**Work required:** Return each line holding the string "icon".

**Exercise inputs:**
···

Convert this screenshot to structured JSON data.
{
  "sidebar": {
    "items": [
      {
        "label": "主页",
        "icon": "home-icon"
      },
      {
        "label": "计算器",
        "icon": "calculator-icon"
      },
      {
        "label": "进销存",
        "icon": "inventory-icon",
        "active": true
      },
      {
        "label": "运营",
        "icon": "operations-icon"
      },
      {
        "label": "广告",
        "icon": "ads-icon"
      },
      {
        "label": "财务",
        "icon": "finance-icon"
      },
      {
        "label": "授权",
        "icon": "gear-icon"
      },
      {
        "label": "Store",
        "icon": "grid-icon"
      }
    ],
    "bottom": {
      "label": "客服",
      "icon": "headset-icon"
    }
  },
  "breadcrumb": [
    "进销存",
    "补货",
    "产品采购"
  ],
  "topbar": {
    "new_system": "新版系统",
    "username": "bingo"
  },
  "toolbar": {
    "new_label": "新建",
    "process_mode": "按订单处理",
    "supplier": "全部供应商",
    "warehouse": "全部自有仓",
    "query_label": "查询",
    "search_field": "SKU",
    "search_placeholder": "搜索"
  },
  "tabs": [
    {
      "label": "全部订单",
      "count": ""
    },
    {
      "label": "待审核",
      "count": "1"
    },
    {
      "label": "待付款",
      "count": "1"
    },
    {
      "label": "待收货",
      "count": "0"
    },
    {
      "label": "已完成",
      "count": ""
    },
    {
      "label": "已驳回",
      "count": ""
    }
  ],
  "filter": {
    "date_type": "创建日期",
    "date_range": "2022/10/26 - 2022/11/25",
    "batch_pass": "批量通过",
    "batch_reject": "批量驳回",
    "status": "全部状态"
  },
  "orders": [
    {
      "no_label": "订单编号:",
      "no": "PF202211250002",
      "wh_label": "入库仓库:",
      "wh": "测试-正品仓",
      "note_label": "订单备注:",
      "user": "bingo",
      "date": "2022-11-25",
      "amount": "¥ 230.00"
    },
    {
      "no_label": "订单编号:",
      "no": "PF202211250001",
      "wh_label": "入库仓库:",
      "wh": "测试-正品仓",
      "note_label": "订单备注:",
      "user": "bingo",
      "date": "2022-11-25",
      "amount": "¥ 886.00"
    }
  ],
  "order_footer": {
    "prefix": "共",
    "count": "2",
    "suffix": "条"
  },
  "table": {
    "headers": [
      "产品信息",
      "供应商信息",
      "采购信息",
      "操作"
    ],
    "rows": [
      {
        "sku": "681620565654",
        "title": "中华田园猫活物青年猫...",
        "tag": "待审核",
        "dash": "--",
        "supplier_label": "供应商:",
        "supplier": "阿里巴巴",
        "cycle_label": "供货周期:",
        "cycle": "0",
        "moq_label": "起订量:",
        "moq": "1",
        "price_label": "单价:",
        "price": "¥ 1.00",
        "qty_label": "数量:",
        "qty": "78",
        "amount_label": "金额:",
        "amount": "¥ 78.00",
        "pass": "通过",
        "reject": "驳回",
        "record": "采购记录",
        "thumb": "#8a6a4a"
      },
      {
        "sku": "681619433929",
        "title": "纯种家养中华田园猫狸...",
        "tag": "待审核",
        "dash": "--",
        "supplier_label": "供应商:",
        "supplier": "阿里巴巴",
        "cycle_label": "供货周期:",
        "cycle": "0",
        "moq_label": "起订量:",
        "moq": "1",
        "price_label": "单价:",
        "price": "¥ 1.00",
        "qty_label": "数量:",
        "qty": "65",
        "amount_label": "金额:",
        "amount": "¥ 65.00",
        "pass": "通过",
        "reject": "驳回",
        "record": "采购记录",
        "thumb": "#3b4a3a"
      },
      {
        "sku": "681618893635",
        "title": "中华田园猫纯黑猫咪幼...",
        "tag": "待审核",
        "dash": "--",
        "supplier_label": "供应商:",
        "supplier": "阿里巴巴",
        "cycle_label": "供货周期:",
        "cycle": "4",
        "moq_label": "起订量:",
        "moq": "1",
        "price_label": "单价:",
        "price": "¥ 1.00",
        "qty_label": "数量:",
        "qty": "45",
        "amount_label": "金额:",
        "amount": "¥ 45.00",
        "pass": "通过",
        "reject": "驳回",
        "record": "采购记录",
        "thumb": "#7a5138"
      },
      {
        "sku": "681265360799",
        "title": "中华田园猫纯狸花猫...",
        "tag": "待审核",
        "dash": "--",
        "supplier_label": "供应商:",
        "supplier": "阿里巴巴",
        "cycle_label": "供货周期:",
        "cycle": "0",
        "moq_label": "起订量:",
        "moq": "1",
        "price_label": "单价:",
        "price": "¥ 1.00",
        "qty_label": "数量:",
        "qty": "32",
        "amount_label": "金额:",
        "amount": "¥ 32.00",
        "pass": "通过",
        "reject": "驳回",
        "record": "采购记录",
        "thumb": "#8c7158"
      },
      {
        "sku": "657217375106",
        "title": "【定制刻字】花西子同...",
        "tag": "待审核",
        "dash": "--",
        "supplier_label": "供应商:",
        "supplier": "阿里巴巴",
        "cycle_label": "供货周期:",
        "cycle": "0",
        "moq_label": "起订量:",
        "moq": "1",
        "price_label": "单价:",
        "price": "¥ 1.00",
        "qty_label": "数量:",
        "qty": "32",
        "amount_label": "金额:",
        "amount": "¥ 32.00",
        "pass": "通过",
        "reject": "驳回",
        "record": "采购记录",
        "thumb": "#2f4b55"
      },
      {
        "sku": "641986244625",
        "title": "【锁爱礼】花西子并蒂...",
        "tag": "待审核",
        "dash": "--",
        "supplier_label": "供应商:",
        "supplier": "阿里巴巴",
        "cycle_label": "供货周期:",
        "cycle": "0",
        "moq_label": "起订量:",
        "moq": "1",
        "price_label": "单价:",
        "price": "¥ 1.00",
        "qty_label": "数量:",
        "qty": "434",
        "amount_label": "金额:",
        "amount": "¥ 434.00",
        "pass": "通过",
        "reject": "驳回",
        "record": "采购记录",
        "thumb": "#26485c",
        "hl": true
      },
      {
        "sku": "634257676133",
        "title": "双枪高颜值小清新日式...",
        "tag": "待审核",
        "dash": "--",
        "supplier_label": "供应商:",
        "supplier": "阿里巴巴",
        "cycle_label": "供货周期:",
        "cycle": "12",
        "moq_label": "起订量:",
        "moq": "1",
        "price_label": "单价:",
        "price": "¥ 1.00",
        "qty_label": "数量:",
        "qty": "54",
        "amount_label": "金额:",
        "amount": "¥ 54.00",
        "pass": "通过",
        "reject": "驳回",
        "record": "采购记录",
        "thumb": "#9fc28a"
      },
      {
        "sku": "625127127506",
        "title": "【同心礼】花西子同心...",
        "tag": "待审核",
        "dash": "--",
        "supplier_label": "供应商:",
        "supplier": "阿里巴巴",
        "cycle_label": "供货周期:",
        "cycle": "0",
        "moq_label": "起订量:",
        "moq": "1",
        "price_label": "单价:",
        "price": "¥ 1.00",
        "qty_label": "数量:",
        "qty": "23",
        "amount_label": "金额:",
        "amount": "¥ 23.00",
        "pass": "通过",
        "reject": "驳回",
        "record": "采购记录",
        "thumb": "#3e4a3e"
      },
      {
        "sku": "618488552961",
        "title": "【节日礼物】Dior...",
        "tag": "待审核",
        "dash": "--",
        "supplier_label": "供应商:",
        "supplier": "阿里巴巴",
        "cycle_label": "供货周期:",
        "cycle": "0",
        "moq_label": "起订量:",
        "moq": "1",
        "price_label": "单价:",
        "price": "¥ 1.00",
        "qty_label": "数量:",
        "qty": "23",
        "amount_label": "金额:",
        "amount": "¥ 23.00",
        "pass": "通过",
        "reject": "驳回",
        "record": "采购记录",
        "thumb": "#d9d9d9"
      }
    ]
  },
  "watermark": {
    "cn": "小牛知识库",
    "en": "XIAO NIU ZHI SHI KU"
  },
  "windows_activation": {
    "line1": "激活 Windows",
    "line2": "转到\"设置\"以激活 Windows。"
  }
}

···

**Solution below:**
        "icon": "home-icon"
        "icon": "calculator-icon"
        "icon": "inventory-icon",
        "icon": "operations-icon"
        "icon": "ads-icon"
        "icon": "finance-icon"
        "icon": "gear-icon"
        "icon": "grid-icon"
      "icon": "headset-icon"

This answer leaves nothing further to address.